Assignment
According to the text on family size, what fixes the number of children a couple will have?

Document extract START

We do have a choice:
I have hammered at the point that a couple does not choose how many children they have.  Once the couple has married, or otherwise established their abiding relationship, the number of children has been determined.  There may be a light scope for accident, disease or rational choice.  But that scope is very limited.  All but a small part of the number of children that will come along is fixed.  It is fixed by the size of the social pool from which the couple comes or fixed by their degree of kinship back for a few generations; it amounts to the same thing.

People speak of “reproductive choice.”  It is an illusion.  People make strenuous efforts to restrict or to increase their number of offspring.  It is mostly in vain.  The statistical evidence is very strong.

But we do have a couple of choices.  The first choice we have is what the future of the world is to be.

Document extract END
Extracted entries START

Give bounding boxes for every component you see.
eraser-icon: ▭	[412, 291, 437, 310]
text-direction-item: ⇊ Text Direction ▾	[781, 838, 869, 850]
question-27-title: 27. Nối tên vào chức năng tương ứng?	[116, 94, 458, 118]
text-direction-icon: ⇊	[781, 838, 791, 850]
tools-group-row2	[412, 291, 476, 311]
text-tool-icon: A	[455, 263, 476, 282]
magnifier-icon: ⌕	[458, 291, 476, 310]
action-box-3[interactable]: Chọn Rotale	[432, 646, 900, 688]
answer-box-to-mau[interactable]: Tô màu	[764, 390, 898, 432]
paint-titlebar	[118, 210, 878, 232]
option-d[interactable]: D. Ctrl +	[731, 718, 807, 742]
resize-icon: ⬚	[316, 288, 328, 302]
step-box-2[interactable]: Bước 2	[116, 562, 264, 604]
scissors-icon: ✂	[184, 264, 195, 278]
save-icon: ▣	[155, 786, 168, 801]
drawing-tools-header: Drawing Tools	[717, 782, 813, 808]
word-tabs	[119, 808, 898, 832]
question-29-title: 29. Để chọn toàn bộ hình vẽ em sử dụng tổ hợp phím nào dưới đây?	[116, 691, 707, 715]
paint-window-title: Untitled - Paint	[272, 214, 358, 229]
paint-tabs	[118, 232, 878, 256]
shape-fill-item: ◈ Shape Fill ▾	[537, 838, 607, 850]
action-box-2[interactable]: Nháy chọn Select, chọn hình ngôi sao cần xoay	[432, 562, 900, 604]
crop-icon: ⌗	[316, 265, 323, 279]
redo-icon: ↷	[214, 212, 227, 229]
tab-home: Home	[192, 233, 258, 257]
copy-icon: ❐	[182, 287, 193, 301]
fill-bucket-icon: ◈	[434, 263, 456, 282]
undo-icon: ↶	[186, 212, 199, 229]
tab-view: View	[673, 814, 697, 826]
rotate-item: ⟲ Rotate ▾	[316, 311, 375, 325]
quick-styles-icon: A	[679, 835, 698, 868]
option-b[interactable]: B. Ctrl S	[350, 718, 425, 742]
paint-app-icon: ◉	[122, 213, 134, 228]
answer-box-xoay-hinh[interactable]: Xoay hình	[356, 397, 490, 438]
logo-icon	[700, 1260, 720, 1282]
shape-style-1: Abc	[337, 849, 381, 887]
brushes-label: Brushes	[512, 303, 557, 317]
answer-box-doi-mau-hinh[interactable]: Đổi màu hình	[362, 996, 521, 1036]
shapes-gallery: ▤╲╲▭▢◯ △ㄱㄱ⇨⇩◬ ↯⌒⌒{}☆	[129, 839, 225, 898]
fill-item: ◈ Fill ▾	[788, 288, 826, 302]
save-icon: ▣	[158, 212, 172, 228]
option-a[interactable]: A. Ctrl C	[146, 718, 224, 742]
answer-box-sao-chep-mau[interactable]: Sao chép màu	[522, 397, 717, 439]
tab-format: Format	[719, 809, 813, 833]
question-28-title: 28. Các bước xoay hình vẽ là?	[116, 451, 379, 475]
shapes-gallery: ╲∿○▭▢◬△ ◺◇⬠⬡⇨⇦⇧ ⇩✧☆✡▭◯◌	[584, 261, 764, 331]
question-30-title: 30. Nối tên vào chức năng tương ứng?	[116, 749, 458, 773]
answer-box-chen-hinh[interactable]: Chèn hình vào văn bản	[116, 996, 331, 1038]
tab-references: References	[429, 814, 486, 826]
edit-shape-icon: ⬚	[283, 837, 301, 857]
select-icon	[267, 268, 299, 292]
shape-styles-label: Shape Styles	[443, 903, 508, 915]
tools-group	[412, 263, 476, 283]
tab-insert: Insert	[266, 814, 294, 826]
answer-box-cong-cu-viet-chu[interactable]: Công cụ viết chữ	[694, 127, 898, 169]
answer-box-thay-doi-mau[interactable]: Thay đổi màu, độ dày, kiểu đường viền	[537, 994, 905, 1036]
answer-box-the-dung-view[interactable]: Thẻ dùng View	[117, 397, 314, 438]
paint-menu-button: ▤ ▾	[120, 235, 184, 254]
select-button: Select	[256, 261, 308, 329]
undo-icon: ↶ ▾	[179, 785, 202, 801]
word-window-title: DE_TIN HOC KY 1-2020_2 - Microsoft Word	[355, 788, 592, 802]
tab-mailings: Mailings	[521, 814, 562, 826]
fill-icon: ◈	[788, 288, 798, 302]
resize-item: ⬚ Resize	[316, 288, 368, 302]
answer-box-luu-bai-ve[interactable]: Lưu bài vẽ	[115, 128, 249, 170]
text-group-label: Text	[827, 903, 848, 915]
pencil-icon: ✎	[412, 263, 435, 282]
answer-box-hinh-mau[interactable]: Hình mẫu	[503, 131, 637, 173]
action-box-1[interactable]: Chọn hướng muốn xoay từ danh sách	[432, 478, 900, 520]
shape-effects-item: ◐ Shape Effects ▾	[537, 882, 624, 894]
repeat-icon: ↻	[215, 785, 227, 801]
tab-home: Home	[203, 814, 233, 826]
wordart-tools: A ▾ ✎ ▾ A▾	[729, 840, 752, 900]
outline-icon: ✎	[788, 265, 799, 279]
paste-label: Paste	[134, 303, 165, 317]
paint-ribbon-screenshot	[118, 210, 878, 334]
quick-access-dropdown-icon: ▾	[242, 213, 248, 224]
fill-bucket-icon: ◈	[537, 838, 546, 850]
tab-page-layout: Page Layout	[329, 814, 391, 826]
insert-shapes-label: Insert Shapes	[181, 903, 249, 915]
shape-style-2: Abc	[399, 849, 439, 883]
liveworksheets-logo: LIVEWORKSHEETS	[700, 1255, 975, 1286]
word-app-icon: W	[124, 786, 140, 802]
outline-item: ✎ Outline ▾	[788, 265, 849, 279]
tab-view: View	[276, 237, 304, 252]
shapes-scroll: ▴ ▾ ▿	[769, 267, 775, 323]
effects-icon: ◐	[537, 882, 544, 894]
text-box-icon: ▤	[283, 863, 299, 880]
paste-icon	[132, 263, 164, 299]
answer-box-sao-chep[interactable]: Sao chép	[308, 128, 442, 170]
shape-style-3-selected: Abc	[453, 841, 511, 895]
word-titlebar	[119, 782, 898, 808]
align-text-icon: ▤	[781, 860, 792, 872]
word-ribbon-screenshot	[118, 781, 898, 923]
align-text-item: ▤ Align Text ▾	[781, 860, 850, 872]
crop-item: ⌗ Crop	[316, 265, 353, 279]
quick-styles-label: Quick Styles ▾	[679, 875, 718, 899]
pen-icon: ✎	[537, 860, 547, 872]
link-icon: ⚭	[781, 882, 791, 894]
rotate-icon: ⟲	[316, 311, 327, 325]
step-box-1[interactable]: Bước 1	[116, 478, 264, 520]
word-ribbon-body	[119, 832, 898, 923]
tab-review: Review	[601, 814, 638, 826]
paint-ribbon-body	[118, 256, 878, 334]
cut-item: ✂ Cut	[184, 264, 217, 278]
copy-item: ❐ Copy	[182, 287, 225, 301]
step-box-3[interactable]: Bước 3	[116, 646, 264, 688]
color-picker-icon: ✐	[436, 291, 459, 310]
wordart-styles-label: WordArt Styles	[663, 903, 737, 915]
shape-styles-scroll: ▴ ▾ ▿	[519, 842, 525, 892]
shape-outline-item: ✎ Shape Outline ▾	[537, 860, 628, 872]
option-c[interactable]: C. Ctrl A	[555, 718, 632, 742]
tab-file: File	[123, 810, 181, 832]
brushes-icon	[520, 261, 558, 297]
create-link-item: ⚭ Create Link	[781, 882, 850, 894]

Extracted entries END

Answer section
It is fixed by the size of the social pool the couple comes from, or by their degree of kinship back for a few generations.